----- DATA EXCERPTS

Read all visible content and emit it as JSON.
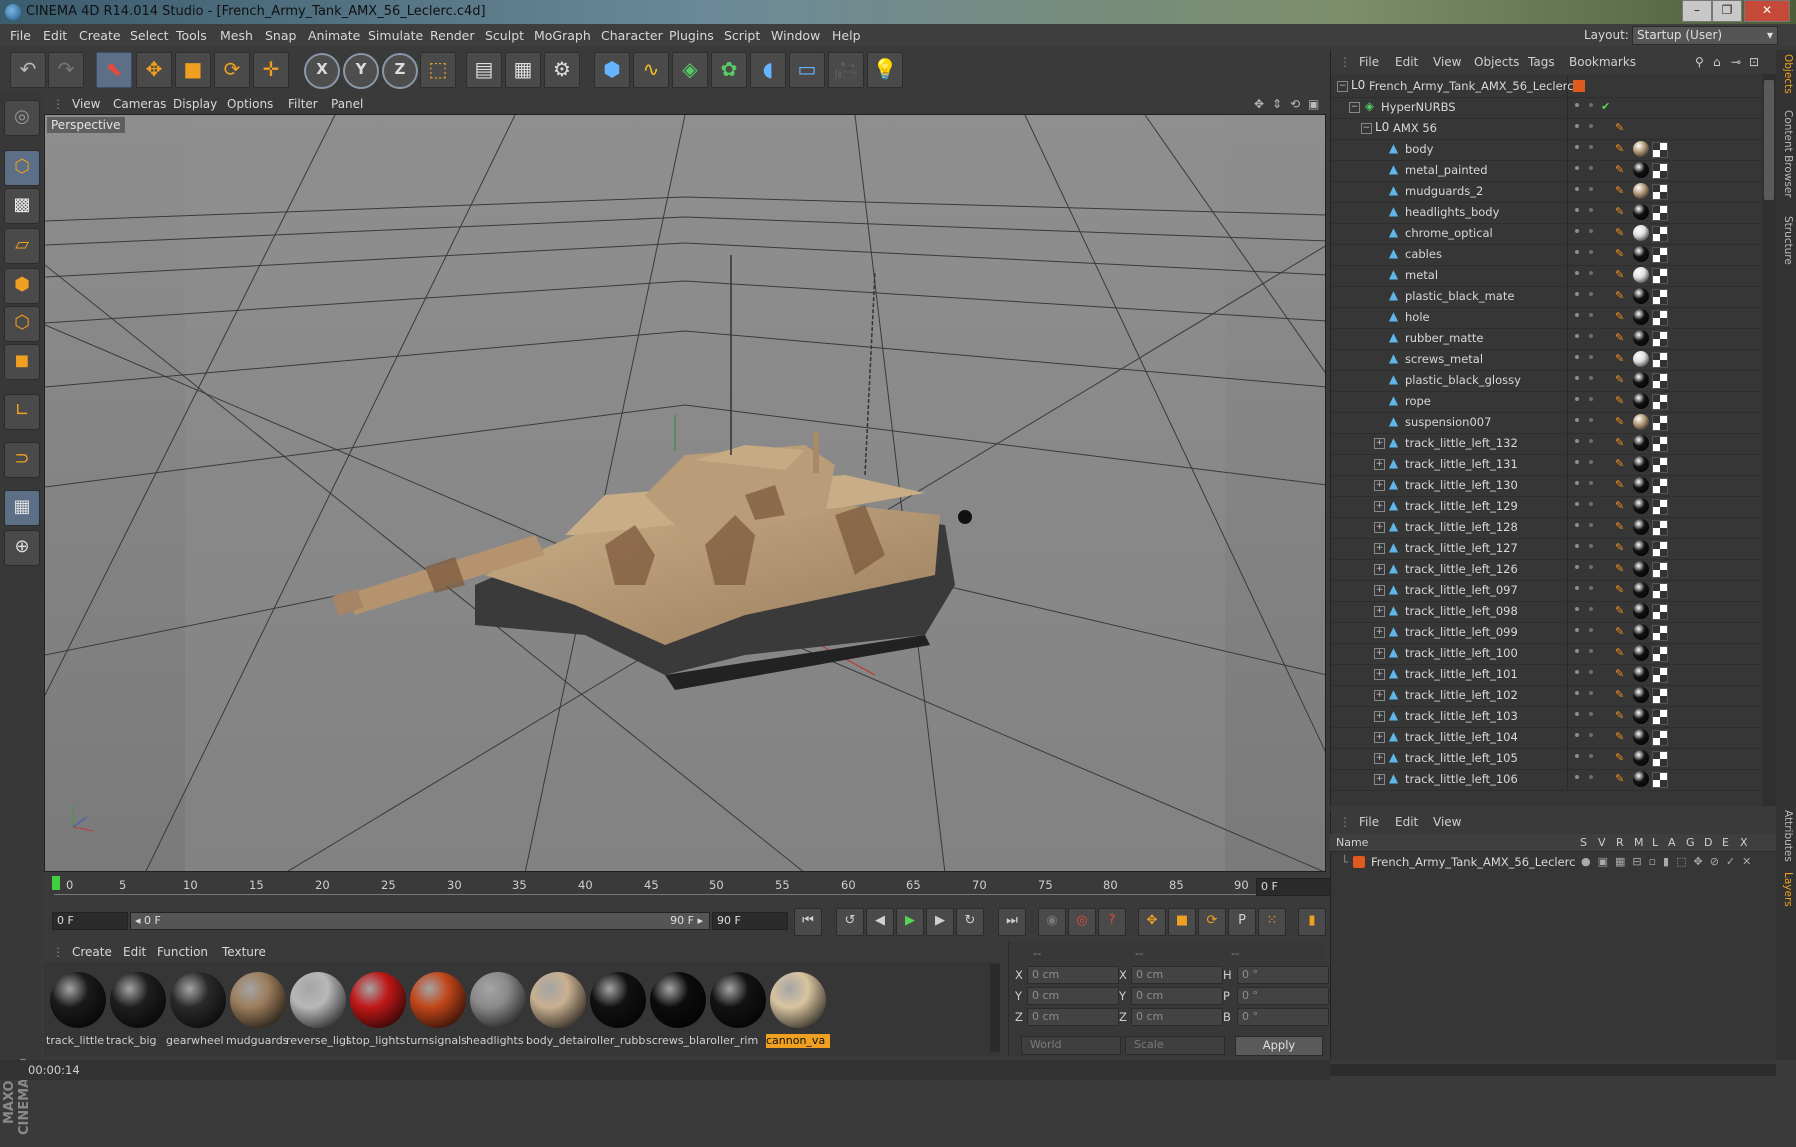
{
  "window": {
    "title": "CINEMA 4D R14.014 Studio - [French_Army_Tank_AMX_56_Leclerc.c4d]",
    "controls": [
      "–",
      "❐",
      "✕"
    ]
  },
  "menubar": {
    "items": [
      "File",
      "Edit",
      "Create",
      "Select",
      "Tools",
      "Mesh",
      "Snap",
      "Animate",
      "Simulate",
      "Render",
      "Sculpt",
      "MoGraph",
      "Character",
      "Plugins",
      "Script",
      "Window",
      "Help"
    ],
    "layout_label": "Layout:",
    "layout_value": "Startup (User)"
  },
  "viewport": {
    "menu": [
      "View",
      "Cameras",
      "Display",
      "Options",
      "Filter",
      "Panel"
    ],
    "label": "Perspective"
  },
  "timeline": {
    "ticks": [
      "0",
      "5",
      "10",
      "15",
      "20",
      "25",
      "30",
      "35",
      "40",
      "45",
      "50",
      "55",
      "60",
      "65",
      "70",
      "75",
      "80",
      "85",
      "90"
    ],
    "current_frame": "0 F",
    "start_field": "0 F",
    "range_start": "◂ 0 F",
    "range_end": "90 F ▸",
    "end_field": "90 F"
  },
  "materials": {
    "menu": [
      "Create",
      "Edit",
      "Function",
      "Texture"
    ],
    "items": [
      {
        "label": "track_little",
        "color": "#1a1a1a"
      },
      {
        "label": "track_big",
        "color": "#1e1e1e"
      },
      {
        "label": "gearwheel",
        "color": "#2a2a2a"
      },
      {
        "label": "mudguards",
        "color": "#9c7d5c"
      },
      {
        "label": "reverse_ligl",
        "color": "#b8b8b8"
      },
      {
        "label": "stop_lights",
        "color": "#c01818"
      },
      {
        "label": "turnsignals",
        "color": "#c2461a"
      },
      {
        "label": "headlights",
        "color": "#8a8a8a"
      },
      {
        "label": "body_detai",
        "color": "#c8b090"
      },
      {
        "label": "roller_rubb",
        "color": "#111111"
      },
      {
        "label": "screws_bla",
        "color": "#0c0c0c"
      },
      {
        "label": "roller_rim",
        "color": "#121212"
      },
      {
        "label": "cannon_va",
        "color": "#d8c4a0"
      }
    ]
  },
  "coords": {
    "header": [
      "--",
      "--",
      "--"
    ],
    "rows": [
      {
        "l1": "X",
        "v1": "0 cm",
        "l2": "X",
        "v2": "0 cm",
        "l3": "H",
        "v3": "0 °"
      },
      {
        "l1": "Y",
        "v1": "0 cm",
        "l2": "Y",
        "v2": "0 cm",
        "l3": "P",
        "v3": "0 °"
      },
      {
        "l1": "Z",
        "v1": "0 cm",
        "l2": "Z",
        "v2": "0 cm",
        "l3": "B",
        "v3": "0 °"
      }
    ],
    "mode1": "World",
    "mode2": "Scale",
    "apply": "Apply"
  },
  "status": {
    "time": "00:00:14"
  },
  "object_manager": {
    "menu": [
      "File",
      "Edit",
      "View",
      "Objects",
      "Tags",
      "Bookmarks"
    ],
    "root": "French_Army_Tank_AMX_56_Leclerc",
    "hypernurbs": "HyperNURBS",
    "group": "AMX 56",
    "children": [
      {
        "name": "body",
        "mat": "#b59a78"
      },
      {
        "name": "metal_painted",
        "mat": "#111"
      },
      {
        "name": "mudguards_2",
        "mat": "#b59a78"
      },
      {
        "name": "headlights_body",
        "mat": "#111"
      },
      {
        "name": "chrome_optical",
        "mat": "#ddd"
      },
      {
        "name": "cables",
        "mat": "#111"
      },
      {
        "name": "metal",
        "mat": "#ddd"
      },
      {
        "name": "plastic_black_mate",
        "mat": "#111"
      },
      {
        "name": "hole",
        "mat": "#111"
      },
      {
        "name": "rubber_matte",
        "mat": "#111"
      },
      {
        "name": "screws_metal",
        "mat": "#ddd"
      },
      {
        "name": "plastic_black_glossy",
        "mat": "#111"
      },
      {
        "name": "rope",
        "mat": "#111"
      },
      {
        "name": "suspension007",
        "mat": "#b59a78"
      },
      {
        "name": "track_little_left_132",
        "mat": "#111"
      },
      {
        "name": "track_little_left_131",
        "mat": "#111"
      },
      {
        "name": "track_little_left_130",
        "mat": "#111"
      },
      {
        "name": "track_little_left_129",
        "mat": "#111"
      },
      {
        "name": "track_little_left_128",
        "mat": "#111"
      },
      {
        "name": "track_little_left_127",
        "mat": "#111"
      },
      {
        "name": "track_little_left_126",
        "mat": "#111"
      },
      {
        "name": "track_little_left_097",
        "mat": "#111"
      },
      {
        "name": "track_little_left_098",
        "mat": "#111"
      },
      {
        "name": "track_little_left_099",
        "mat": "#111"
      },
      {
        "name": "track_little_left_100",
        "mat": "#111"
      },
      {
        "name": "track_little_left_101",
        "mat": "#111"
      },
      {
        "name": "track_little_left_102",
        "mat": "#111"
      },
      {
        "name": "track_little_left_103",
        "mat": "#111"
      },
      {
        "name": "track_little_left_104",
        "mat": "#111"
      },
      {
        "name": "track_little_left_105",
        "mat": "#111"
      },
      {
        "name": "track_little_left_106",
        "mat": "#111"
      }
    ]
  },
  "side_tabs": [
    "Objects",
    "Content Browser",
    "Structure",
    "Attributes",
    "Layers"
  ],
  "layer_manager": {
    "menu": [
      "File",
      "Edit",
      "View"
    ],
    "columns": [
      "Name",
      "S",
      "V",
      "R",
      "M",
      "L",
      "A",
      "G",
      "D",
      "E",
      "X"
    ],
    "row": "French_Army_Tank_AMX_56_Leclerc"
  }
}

----------
----- DATA EXCERPTS

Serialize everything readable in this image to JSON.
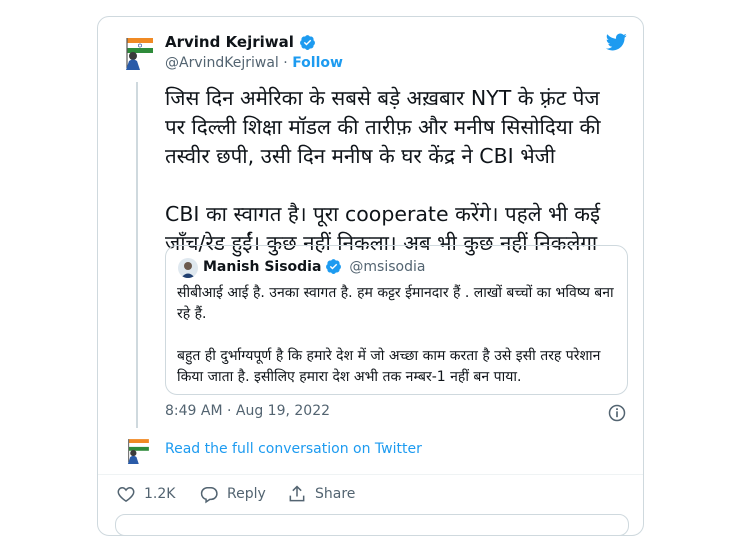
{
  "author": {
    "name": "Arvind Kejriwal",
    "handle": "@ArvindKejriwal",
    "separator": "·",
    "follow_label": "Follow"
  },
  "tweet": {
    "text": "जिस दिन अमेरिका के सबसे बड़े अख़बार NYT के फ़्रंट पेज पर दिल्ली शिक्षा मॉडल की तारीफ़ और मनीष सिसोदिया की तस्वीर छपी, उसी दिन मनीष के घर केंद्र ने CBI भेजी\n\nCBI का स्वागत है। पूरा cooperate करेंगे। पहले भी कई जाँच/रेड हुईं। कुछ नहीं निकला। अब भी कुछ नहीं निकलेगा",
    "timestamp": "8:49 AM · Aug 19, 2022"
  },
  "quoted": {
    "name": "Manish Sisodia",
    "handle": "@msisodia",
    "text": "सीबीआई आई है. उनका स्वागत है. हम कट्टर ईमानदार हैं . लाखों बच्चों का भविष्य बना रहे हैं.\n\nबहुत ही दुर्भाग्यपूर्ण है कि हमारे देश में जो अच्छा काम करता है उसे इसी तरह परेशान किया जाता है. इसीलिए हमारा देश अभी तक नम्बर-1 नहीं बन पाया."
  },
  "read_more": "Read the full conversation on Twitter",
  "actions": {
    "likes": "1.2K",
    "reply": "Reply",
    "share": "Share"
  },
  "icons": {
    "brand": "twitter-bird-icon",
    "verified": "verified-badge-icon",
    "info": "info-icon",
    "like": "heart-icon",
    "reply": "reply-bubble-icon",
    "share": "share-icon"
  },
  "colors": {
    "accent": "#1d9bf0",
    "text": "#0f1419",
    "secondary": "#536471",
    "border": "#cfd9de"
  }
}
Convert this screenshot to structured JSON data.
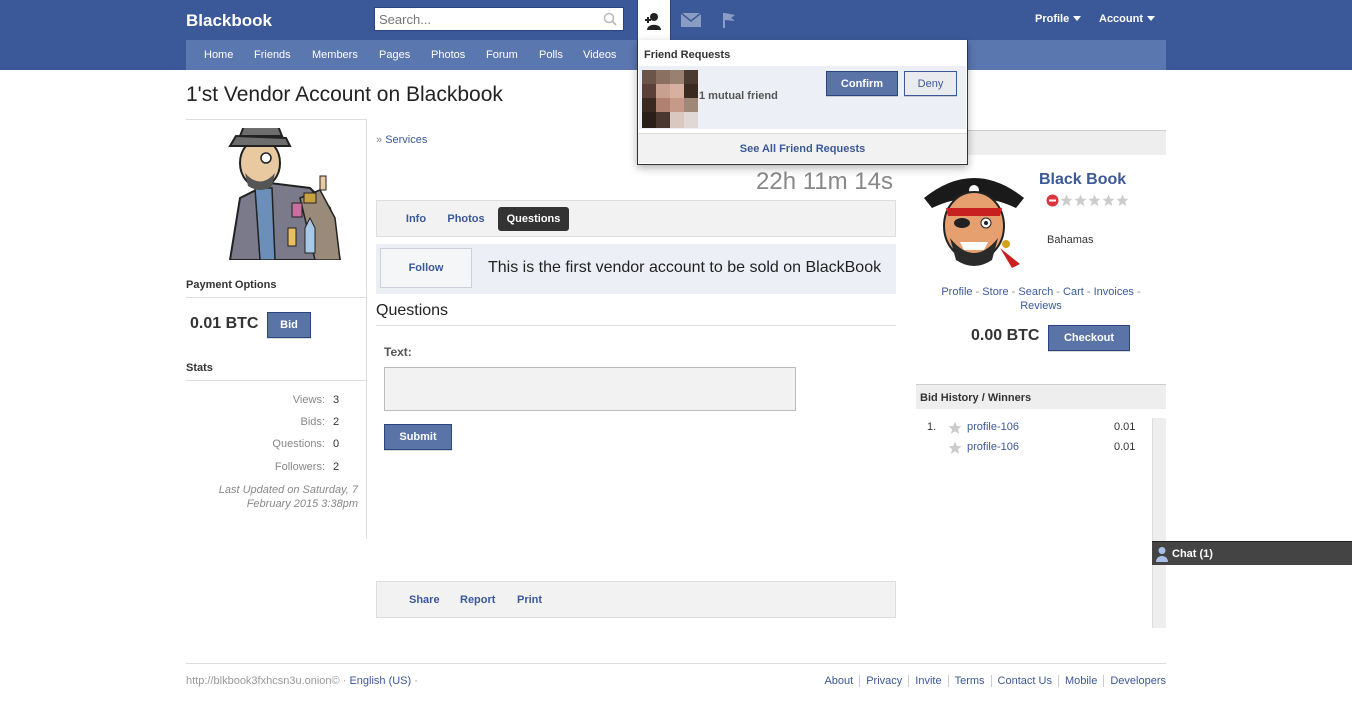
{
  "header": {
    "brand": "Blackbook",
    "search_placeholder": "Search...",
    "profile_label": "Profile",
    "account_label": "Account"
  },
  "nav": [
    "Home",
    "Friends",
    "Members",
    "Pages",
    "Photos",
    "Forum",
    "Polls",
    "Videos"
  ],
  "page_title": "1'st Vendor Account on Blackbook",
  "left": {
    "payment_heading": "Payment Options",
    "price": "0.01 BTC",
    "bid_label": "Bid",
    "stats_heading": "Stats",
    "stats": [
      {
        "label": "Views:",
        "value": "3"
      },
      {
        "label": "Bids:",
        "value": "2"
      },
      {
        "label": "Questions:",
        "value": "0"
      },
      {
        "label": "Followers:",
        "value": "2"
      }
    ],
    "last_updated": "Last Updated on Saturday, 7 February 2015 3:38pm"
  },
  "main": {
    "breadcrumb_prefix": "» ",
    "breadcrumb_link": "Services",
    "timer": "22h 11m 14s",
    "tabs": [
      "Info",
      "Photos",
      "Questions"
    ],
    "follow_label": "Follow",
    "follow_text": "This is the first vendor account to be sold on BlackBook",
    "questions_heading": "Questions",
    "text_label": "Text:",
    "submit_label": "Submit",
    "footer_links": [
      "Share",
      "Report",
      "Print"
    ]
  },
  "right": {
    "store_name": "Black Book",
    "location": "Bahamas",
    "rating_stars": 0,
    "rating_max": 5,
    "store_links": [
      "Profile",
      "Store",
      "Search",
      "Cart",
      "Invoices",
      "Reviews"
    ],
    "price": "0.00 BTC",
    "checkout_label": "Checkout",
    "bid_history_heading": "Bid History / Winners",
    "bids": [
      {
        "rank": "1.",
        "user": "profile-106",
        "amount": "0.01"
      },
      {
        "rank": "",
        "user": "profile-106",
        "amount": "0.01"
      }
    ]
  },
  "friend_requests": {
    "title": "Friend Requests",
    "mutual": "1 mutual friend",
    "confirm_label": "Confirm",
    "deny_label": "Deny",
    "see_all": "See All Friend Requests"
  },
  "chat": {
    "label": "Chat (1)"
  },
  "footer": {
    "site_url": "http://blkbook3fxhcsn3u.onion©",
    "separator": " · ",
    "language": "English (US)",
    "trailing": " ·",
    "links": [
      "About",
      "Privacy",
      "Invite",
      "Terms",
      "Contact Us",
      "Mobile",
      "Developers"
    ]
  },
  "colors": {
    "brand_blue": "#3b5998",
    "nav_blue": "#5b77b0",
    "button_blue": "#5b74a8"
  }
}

----------

## OBJECTIVE
Copy out each line that contains the word "JSON".

## OUTPUT BELOW
Read all visible content and emit it as JSON.
Serialize everything readable in this image to JSON.
Convert this screenshot to structured JSON data.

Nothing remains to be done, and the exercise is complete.